> _EXERCISE REQUIREMENTS_
Can you reproduce the data beneath, keeping every line exact?

[start RECORDS SUPPLIED]

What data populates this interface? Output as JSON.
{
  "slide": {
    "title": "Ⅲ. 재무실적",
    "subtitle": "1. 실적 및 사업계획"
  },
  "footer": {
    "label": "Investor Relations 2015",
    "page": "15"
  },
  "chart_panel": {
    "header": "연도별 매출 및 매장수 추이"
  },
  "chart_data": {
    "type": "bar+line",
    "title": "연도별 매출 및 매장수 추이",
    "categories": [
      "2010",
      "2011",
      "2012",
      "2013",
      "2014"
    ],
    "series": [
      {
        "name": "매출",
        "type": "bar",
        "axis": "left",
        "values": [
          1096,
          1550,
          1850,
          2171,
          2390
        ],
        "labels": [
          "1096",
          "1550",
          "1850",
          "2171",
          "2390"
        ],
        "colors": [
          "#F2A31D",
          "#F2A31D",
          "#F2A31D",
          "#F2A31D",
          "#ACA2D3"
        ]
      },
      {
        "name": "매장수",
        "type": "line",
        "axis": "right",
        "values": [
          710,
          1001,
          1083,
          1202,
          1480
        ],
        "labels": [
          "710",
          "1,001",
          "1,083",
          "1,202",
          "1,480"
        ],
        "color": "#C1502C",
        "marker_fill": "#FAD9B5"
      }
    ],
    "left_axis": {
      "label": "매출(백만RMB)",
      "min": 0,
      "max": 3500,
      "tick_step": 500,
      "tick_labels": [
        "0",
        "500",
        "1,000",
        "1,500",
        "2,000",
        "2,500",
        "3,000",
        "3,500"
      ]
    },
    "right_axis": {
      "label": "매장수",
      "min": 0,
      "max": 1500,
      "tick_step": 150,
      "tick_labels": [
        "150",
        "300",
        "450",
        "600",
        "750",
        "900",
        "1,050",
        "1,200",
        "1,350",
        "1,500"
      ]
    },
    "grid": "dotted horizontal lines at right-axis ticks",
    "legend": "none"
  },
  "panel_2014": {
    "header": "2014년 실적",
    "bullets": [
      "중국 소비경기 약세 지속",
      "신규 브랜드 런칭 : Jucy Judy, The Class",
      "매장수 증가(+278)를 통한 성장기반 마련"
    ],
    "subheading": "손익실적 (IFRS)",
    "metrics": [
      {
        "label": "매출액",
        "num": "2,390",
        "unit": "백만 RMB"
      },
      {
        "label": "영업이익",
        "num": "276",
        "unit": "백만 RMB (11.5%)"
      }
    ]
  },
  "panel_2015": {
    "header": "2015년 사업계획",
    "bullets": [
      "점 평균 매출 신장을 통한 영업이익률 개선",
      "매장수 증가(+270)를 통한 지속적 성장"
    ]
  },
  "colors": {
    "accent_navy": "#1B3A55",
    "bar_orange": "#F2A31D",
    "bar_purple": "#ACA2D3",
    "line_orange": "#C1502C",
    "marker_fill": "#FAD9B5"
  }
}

[end RECORDS SUPPLIED]

> _RESPONSE_
What data populates this interface? Output as JSON.
{
  "slide": {
    "title": "Ⅲ. 재무실적",
    "subtitle": "1. 실적 및 사업계획"
  },
  "footer": {
    "label": "Investor Relations 2015",
    "page": "15"
  },
  "chart_panel": {
    "header": "연도별 매출 및 매장수 추이"
  },
  "chart_data": {
    "type": "bar+line",
    "title": "연도별 매출 및 매장수 추이",
    "categories": [
      "2010",
      "2011",
      "2012",
      "2013",
      "2014"
    ],
    "series": [
      {
        "name": "매출",
        "type": "bar",
        "axis": "left",
        "values": [
          1096,
          1550,
          1850,
          2171,
          2390
        ],
        "labels": [
          "1096",
          "1550",
          "1850",
          "2171",
          "2390"
        ],
        "colors": [
          "#F2A31D",
          "#F2A31D",
          "#F2A31D",
          "#F2A31D",
          "#ACA2D3"
        ]
      },
      {
        "name": "매장수",
        "type": "line",
        "axis": "right",
        "values": [
          710,
          1001,
          1083,
          1202,
          1480
        ],
        "labels": [
          "710",
          "1,001",
          "1,083",
          "1,202",
          "1,480"
        ],
        "color": "#C1502C",
        "marker_fill": "#FAD9B5"
      }
    ],
    "left_axis": {
      "label": "매출(백만RMB)",
      "min": 0,
      "max": 3500,
      "tick_step": 500,
      "tick_labels": [
        "0",
        "500",
        "1,000",
        "1,500",
        "2,000",
        "2,500",
        "3,000",
        "3,500"
      ]
    },
    "right_axis": {
      "label": "매장수",
      "min": 0,
      "max": 1500,
      "tick_step": 150,
      "tick_labels": [
        "150",
        "300",
        "450",
        "600",
        "750",
        "900",
        "1,050",
        "1,200",
        "1,350",
        "1,500"
      ]
    },
    "grid": "dotted horizontal lines at right-axis ticks",
    "legend": "none"
  },
  "panel_2014": {
    "header": "2014년 실적",
    "bullets": [
      "중국 소비경기 약세 지속",
      "신규 브랜드 런칭 : Jucy Judy, The Class",
      "매장수 증가(+278)를 통한 성장기반 마련"
    ],
    "subheading": "손익실적 (IFRS)",
    "metrics": [
      {
        "label": "매출액",
        "num": "2,390",
        "unit": "백만 RMB"
      },
      {
        "label": "영업이익",
        "num": "276",
        "unit": "백만 RMB (11.5%)"
      }
    ]
  },
  "panel_2015": {
    "header": "2015년 사업계획",
    "bullets": [
      "점 평균 매출 신장을 통한 영업이익률 개선",
      "매장수 증가(+270)를 통한 지속적 성장"
    ]
  },
  "colors": {
    "accent_navy": "#1B3A55",
    "bar_orange": "#F2A31D",
    "bar_purple": "#ACA2D3",
    "line_orange": "#C1502C",
    "marker_fill": "#FAD9B5"
  }
}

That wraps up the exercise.